>> Start ENTRIES

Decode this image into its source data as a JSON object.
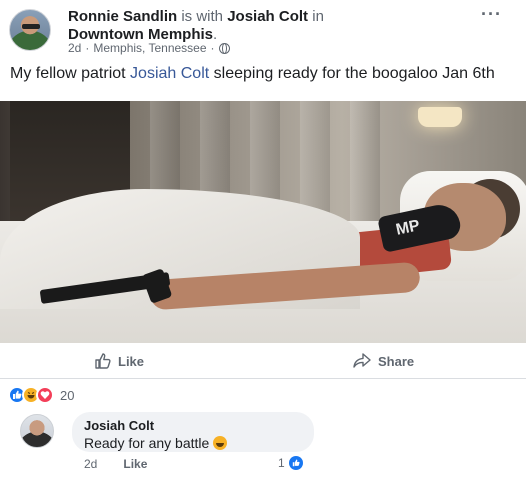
{
  "post": {
    "author": "Ronnie Sandlin",
    "with_word": "is with",
    "tagged": "Josiah Colt",
    "in_word": "in",
    "location": "Downtown Memphis",
    "location_suffix": ".",
    "time": "2d",
    "dot": "·",
    "place": "Memphis, Tennessee",
    "dot2": "·",
    "more_label": "···",
    "text_before": "My fellow patriot ",
    "text_tag": "Josiah Colt",
    "text_after": " sleeping ready for the boogaloo Jan 6th",
    "photo_mask_text": "MP"
  },
  "actions": {
    "like_label": "Like",
    "share_label": "Share"
  },
  "reactions": {
    "count": "20",
    "icons": [
      "like-icon",
      "haha-icon",
      "love-icon"
    ],
    "colors": {
      "like": "#1877f2",
      "haha": "#f7b125",
      "love": "#f33e58"
    }
  },
  "comment": {
    "author": "Josiah Colt",
    "text": "Ready for any battle",
    "time": "2d",
    "like_label": "Like",
    "like_count": "1"
  },
  "colors": {
    "link": "#385898",
    "meta_gray": "#606770",
    "bubble_bg": "#f0f2f5"
  }
}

>> End ENTRIES

PROMPT: Pictures stay out; reproduce every line of the records exactly.

CORRECT RESULT:
Decode this image into its source data as a JSON object.
{
  "post": {
    "author": "Ronnie Sandlin",
    "with_word": "is with",
    "tagged": "Josiah Colt",
    "in_word": "in",
    "location": "Downtown Memphis",
    "location_suffix": ".",
    "time": "2d",
    "dot": "·",
    "place": "Memphis, Tennessee",
    "dot2": "·",
    "more_label": "···",
    "text_before": "My fellow patriot ",
    "text_tag": "Josiah Colt",
    "text_after": " sleeping ready for the boogaloo Jan 6th",
    "photo_mask_text": "MP"
  },
  "actions": {
    "like_label": "Like",
    "share_label": "Share"
  },
  "reactions": {
    "count": "20",
    "icons": [
      "like-icon",
      "haha-icon",
      "love-icon"
    ],
    "colors": {
      "like": "#1877f2",
      "haha": "#f7b125",
      "love": "#f33e58"
    }
  },
  "comment": {
    "author": "Josiah Colt",
    "text": "Ready for any battle",
    "time": "2d",
    "like_label": "Like",
    "like_count": "1"
  },
  "colors": {
    "link": "#385898",
    "meta_gray": "#606770",
    "bubble_bg": "#f0f2f5"
  }
}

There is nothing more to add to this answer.